> **SET PROBLEM**
Reproduce verbatim every row from the one containing "x-tick-label: 70 — [1132, 681, 1151, 699]" down to the one containing "skill-label: Reading — [88, 184, 162, 205]", both included.

> **RECORD LIST**
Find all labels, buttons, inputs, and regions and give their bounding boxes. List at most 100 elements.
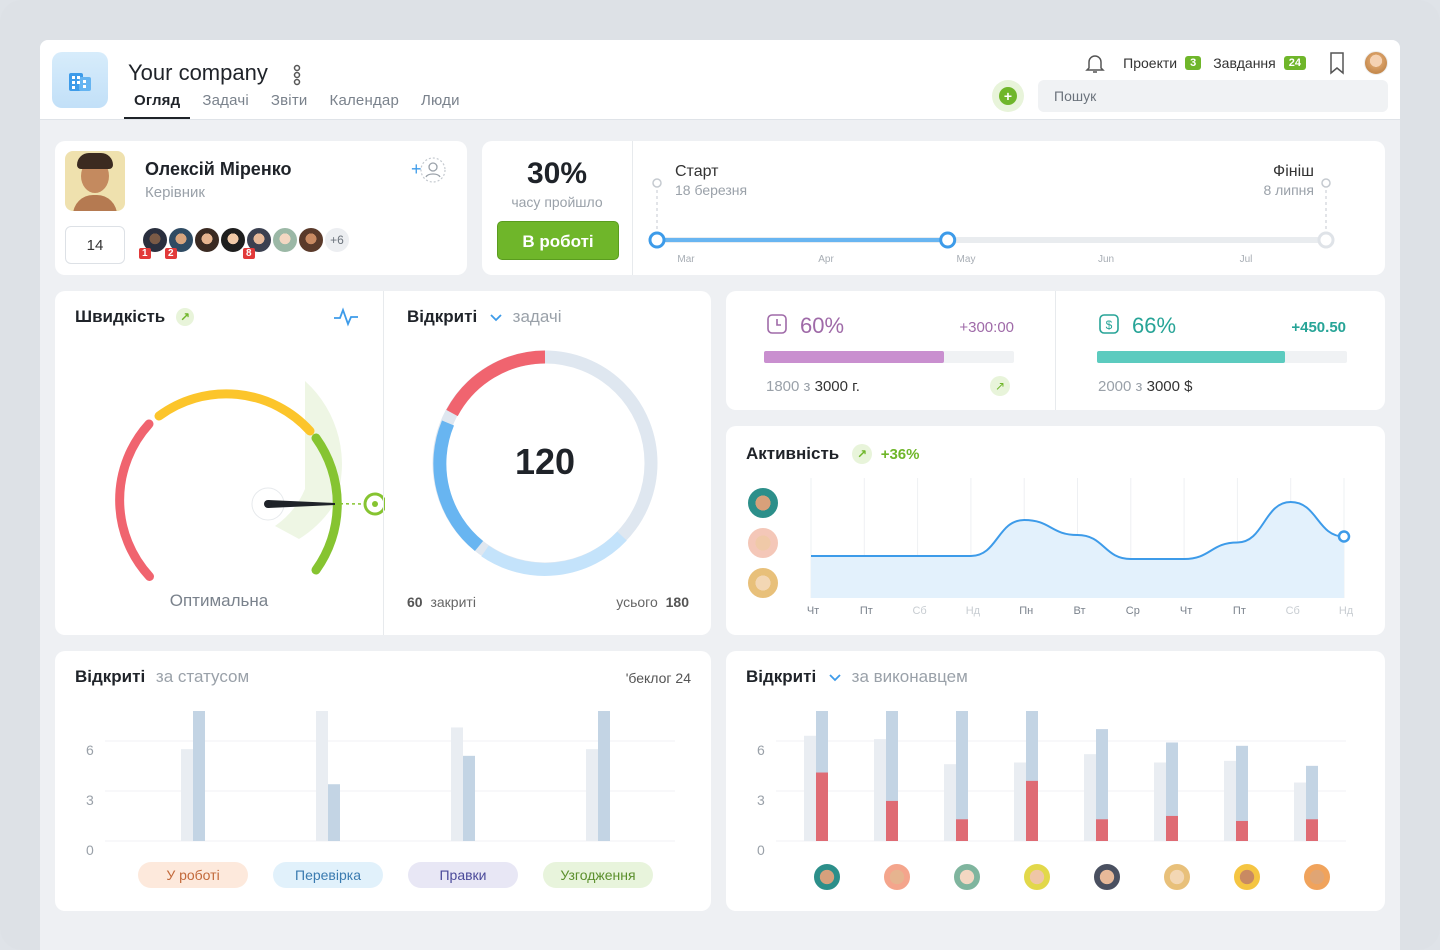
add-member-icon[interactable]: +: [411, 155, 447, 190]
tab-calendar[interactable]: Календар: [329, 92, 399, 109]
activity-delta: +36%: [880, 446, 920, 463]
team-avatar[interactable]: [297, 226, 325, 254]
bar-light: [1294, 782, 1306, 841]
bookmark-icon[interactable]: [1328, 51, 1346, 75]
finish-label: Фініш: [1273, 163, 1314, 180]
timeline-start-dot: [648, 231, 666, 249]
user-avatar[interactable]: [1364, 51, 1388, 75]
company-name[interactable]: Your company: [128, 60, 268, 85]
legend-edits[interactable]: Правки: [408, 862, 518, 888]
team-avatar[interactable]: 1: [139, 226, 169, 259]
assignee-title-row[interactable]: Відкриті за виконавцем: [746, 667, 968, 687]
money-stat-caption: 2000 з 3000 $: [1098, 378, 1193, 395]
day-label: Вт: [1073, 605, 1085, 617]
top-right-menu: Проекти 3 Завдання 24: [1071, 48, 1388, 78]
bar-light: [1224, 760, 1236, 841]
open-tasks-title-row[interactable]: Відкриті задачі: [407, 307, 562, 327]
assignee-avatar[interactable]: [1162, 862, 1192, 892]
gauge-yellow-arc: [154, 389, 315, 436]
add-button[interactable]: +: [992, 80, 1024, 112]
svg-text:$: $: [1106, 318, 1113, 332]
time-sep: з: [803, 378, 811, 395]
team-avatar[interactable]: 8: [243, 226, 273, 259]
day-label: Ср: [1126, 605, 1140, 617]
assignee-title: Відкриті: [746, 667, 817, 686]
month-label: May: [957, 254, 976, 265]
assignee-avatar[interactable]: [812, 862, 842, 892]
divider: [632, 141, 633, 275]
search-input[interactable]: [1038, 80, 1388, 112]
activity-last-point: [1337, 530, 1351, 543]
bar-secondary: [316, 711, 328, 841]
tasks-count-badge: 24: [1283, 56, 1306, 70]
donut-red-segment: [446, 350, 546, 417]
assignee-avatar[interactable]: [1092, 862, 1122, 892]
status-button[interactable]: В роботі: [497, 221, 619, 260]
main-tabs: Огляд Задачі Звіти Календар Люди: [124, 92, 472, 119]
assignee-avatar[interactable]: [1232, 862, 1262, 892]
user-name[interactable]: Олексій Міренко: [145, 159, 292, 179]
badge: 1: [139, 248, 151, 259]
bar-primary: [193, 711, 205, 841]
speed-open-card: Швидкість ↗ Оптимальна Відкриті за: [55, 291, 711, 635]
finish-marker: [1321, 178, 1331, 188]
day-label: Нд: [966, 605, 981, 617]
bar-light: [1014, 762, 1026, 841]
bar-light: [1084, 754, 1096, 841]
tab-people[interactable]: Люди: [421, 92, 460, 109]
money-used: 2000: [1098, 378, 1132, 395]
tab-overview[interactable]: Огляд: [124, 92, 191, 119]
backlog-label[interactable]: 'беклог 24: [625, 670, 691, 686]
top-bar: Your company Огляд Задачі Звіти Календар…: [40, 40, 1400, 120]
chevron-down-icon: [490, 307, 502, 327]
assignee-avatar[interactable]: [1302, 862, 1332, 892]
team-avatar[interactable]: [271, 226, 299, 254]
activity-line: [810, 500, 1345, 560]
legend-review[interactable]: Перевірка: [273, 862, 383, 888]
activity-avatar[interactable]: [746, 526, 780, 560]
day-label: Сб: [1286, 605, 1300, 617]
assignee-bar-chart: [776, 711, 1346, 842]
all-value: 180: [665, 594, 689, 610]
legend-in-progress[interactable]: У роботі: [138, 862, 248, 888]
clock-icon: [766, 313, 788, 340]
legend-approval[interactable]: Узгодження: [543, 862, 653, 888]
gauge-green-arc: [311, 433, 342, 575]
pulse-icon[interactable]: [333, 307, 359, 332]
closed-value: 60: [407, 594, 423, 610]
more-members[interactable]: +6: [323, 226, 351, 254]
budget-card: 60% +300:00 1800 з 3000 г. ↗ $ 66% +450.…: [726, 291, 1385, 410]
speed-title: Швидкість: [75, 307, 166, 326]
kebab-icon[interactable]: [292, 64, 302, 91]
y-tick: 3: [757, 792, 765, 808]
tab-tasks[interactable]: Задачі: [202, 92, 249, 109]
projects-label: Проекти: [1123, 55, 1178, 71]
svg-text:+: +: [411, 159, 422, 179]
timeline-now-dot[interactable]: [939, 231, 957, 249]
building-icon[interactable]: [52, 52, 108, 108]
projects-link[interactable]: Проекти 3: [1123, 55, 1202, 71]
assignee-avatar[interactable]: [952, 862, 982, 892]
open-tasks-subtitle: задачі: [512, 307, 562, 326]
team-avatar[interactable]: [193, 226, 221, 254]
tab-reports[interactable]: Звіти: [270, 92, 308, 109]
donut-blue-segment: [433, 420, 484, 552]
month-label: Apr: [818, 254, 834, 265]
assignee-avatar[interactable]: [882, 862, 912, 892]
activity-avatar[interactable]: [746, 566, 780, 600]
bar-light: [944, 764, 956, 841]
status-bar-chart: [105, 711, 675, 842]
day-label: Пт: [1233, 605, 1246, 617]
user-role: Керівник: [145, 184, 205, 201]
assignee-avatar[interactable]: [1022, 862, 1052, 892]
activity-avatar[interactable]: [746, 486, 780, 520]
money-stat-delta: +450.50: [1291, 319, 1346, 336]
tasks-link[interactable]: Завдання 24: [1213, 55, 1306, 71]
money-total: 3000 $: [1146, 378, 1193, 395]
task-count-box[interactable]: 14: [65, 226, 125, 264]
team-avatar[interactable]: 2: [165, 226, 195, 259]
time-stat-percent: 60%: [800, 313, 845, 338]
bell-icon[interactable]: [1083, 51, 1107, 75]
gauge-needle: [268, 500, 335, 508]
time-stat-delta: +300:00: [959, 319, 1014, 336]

* * *

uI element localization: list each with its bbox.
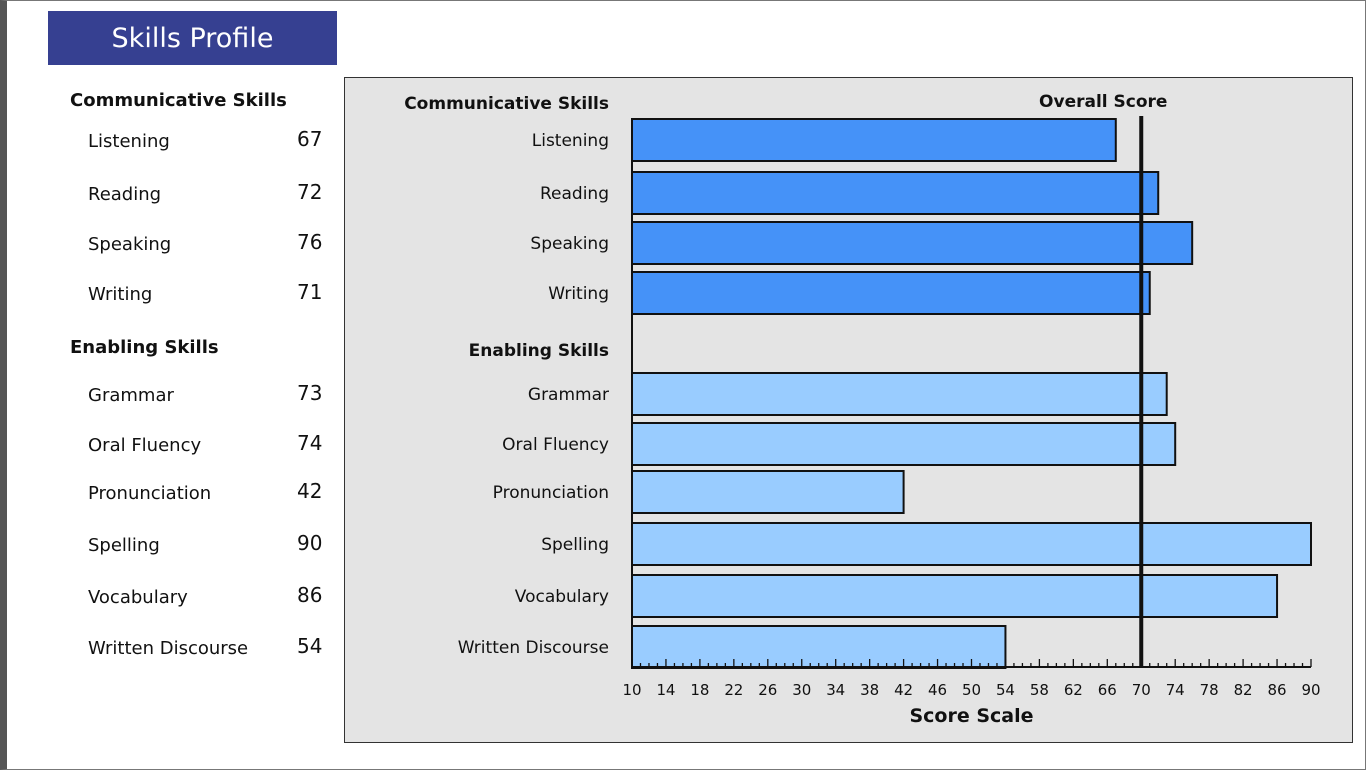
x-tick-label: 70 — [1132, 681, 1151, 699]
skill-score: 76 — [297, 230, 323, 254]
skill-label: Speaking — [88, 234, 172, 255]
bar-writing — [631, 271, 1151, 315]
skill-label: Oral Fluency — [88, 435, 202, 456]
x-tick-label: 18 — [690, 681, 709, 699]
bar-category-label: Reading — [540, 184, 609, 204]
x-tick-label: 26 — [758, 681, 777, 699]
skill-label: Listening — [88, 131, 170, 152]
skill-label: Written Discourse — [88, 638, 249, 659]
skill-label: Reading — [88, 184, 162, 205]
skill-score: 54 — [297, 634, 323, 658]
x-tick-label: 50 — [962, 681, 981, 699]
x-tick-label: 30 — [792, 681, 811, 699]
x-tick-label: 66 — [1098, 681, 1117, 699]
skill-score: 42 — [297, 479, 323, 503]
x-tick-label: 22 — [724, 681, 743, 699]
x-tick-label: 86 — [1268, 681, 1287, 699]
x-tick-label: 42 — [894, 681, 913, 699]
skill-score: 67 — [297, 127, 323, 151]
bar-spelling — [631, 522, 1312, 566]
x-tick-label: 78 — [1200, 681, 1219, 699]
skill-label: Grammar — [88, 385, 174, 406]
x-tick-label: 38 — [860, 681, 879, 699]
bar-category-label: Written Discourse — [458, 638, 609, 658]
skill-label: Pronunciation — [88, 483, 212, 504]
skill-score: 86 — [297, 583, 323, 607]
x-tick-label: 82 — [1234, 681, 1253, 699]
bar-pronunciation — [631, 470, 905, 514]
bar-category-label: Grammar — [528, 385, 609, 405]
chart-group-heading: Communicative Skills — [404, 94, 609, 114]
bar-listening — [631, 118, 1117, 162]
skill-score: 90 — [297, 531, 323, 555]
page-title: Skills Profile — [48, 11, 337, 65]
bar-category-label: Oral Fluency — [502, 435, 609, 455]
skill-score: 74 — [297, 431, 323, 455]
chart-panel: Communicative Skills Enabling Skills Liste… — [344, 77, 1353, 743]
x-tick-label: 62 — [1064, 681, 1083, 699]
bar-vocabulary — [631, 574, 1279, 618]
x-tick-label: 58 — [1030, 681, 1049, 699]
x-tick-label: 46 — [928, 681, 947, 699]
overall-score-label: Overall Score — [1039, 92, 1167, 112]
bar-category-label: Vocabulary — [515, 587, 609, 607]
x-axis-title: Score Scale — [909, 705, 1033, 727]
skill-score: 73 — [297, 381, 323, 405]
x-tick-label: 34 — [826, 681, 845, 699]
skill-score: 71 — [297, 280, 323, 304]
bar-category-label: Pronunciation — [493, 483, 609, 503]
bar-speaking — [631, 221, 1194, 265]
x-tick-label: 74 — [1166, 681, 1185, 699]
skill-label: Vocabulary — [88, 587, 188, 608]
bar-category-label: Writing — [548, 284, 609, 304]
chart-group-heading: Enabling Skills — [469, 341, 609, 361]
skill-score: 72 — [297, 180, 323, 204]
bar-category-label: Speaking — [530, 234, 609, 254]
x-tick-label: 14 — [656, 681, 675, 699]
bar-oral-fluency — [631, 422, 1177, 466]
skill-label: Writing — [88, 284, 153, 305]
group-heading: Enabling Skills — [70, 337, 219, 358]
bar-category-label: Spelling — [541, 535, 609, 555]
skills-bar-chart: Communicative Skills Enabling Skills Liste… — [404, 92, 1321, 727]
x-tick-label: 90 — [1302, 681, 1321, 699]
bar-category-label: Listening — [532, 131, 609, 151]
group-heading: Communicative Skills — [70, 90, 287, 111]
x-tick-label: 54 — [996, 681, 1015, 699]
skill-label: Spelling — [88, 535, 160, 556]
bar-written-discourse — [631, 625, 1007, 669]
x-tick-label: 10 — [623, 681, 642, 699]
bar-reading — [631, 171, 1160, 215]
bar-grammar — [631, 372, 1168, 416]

* * *

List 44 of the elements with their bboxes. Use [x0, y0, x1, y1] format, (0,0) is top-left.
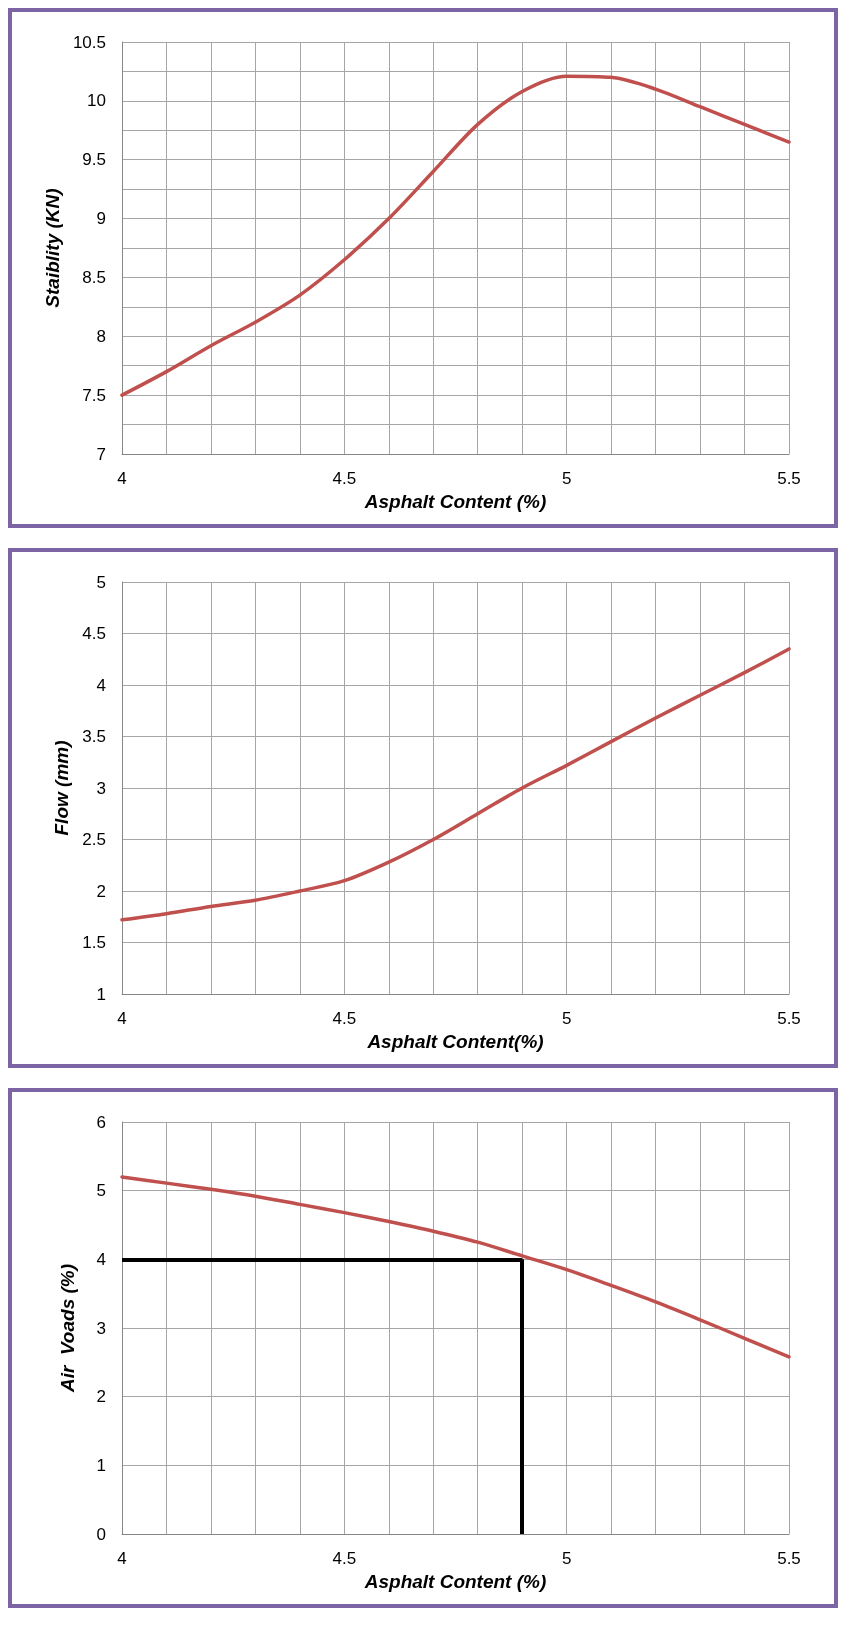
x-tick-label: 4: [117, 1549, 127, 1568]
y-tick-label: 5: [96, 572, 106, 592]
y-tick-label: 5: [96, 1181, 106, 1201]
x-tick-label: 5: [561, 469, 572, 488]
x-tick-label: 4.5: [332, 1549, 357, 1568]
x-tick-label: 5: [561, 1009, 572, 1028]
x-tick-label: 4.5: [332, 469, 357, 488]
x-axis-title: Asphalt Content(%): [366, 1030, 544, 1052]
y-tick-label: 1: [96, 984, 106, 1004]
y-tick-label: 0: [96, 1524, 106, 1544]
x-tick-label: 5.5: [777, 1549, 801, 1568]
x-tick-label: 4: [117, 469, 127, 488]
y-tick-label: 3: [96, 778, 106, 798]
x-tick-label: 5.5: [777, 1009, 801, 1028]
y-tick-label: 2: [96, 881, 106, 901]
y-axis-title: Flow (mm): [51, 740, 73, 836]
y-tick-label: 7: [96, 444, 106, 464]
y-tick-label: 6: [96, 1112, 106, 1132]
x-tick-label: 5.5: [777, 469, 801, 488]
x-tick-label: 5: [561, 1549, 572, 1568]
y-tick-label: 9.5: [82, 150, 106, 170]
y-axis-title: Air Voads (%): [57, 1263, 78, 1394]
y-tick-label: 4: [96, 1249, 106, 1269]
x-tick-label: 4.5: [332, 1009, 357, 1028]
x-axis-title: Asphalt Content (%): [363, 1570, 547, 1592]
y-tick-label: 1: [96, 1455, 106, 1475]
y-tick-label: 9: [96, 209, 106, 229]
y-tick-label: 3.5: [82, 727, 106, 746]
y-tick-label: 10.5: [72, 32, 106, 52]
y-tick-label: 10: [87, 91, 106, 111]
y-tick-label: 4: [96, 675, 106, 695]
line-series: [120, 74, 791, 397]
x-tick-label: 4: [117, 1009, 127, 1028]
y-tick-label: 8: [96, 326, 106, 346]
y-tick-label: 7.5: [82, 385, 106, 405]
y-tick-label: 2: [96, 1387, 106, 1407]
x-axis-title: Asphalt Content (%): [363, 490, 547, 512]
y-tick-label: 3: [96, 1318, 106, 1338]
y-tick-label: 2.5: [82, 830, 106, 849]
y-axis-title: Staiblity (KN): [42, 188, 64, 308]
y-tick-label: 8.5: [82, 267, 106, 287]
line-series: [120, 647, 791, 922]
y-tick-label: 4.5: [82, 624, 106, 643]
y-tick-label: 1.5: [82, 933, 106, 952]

> **REPLY**
x-tick-label: 70 — [1132, 681, 1151, 699]
skill-score: 76 — [297, 230, 323, 254]
skill-label: Speaking — [88, 234, 172, 255]
bar-writing — [631, 271, 1151, 315]
skill-label: Oral Fluency — [88, 435, 202, 456]
x-tick-label: 18 — [690, 681, 709, 699]
bar-category-label: Reading — [540, 184, 609, 204]
x-tick-label: 26 — [758, 681, 777, 699]
skill-label: Listening — [88, 131, 170, 152]
skill-label: Written Discourse — [88, 638, 249, 659]
skill-label: Reading — [88, 184, 162, 205]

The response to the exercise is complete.